--- Set task ---
Print the listing as it stands, omitting all images.

--- Information supplied ---

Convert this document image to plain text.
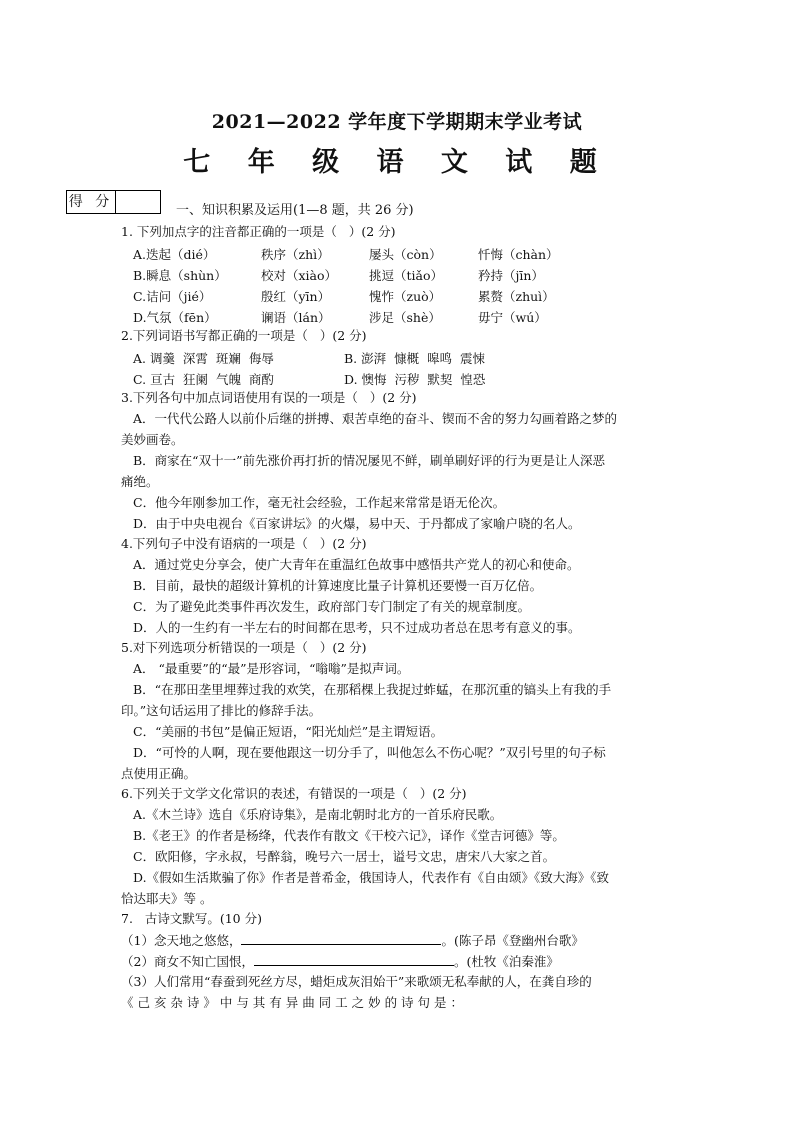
2021—2022 学年度下学期期末学业考试
七 年 级 语 文 试 题
得 分
一、知识积累及运用(1—8 题，共 26 分)
1. 下列加点字的注音都正确的一项是（   ）(2 分)
A.迭起（dié）	秩序（zhì）	屡头（còn）	忏悔（chàn）
B.瞬息（shùn）	校对（xiào）	挑逗（tiǎo）	矜持（jīn）
C.诘问（jié）	殷红（yīn）	愧怍（zuò）	累赘（zhuì）
D.气氛（fēn）	谰语（lán）	涉足（shè）	毋宁（wú）
2.下列词语书写都正确的一项是（   ）(2 分)
A. 调羹  深霄  斑斓  侮辱	B. 澎湃  慷概  嗥鸣  震悚
C. 亘古  狂阑  气魄  商酌	D. 懊悔  污秽  默契  惶恐
3.下列各句中加点词语使用有误的一项是（   ）(2 分)
A．一代代公路人以前仆后继的拼搏、艰苦卓绝的奋斗、锲而不舍的努力勾画着路之梦的
美妙画卷。
B．商家在“双十一”前先涨价再打折的情况屡见不鲜，刷单刷好评的行为更是让人深恶
痛绝。
C．他今年刚参加工作，毫无社会经验，工作起来常常是语无伦次。
D．由于中央电视台《百家讲坛》的火爆，易中天、于丹都成了家喻户晓的名人。
4.下列句子中没有语病的一项是（   ）(2 分)
A．通过党史分享会，使广大青年在重温红色故事中感悟共产党人的初心和使命。
B．目前，最快的超级计算机的计算速度比量子计算机还要慢一百万亿倍。
C．为了避免此类事件再次发生，政府部门专门制定了有关的规章制度。
D．人的一生约有一半左右的时间都在思考，只不过成功者总在思考有意义的事。
5.对下列选项分析错误的一项是（   ）(2 分)
A． “最重要”的“最”是形容词，“嗡嗡”是拟声词。
B．“在那田垄里埋葬过我的欢笑，在那稻棵上我捉过蚱蜢，在那沉重的镐头上有我的手
印。”这句话运用了排比的修辞手法。
C．“美丽的书包”是偏正短语，“阳光灿烂”是主谓短语。
D．“可怜的人啊，现在要他跟这一切分手了，叫他怎么不伤心呢？”双引号里的句子标
点使用正确。
6.下列关于文学文化常识的表述，有错误的一项是（   ）(2 分)
A.《木兰诗》选自《乐府诗集》，是南北朝时北方的一首乐府民歌。
B.《老王》的作者是杨绛，代表作有散文《干校六记》，译作《堂吉诃德》等。
C．欧阳修，字永叔，号醉翁，晚号六一居士，谥号文忠，唐宋八大家之首。
D.《假如生活欺骗了你》作者是普希金，俄国诗人，代表作有《自由颂》《致大海》《致
恰达耶夫》等 。
7.   古诗文默写。(10 分)
（1）念天地之悠悠，	。(陈子昂《登幽州台歌》
（2）商女不知亡国恨，	。(杜牧《泊秦淮》
（3）人们常用“春蚕到死丝方尽，蜡炬成灰泪始干”来歌颂无私奉献的人，在龚自珍的
《 己 亥 杂 诗 》 中 与 其 有 异 曲 同 工 之 妙 的 诗 句 是 ：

--- Solution for this exercise ---
Convert this document image to plain text.
2021—2022 学年度下学期期末学业考试
七 年 级 语 文 试 题
得 分
一、知识积累及运用(1—8 题，共 26 分)
1. 下列加点字的注音都正确的一项是（   ）(2 分)
A.迭起（dié）	秩序（zhì）	屡头（còn）	忏悔（chàn）
B.瞬息（shùn）	校对（xiào）	挑逗（tiǎo）	矜持（jīn）
C.诘问（jié）	殷红（yīn）	愧怍（zuò）	累赘（zhuì）
D.气氛（fēn）	谰语（lán）	涉足（shè）	毋宁（wú）
2.下列词语书写都正确的一项是（   ）(2 分)
A. 调羹  深霄  斑斓  侮辱	B. 澎湃  慷概  嗥鸣  震悚
C. 亘古  狂阑  气魄  商酌	D. 懊悔  污秽  默契  惶恐
3.下列各句中加点词语使用有误的一项是（   ）(2 分)
A．一代代公路人以前仆后继的拼搏、艰苦卓绝的奋斗、锲而不舍的努力勾画着路之梦的
美妙画卷。
B．商家在“双十一”前先涨价再打折的情况屡见不鲜，刷单刷好评的行为更是让人深恶
痛绝。
C．他今年刚参加工作，毫无社会经验，工作起来常常是语无伦次。
D．由于中央电视台《百家讲坛》的火爆，易中天、于丹都成了家喻户晓的名人。
4.下列句子中没有语病的一项是（   ）(2 分)
A．通过党史分享会，使广大青年在重温红色故事中感悟共产党人的初心和使命。
B．目前，最快的超级计算机的计算速度比量子计算机还要慢一百万亿倍。
C．为了避免此类事件再次发生，政府部门专门制定了有关的规章制度。
D．人的一生约有一半左右的时间都在思考，只不过成功者总在思考有意义的事。
5.对下列选项分析错误的一项是（   ）(2 分)
A． “最重要”的“最”是形容词，“嗡嗡”是拟声词。
B．“在那田垄里埋葬过我的欢笑，在那稻棵上我捉过蚱蜢，在那沉重的镐头上有我的手
印。”这句话运用了排比的修辞手法。
C．“美丽的书包”是偏正短语，“阳光灿烂”是主谓短语。
D．“可怜的人啊，现在要他跟这一切分手了，叫他怎么不伤心呢？”双引号里的句子标
点使用正确。
6.下列关于文学文化常识的表述，有错误的一项是（   ）(2 分)
A.《木兰诗》选自《乐府诗集》，是南北朝时北方的一首乐府民歌。
B.《老王》的作者是杨绛，代表作有散文《干校六记》，译作《堂吉诃德》等。
C．欧阳修，字永叔，号醉翁，晚号六一居士，谥号文忠，唐宋八大家之首。
D.《假如生活欺骗了你》作者是普希金，俄国诗人，代表作有《自由颂》《致大海》《致
恰达耶夫》等 。
7.   古诗文默写。(10 分)
（1）念天地之悠悠，	。(陈子昂《登幽州台歌》
（2）商女不知亡国恨，	。(杜牧《泊秦淮》
（3）人们常用“春蚕到死丝方尽，蜡炬成灰泪始干”来歌颂无私奉献的人，在龚自珍的
《 己 亥 杂 诗 》 中 与 其 有 异 曲 同 工 之 妙 的 诗 句 是 ：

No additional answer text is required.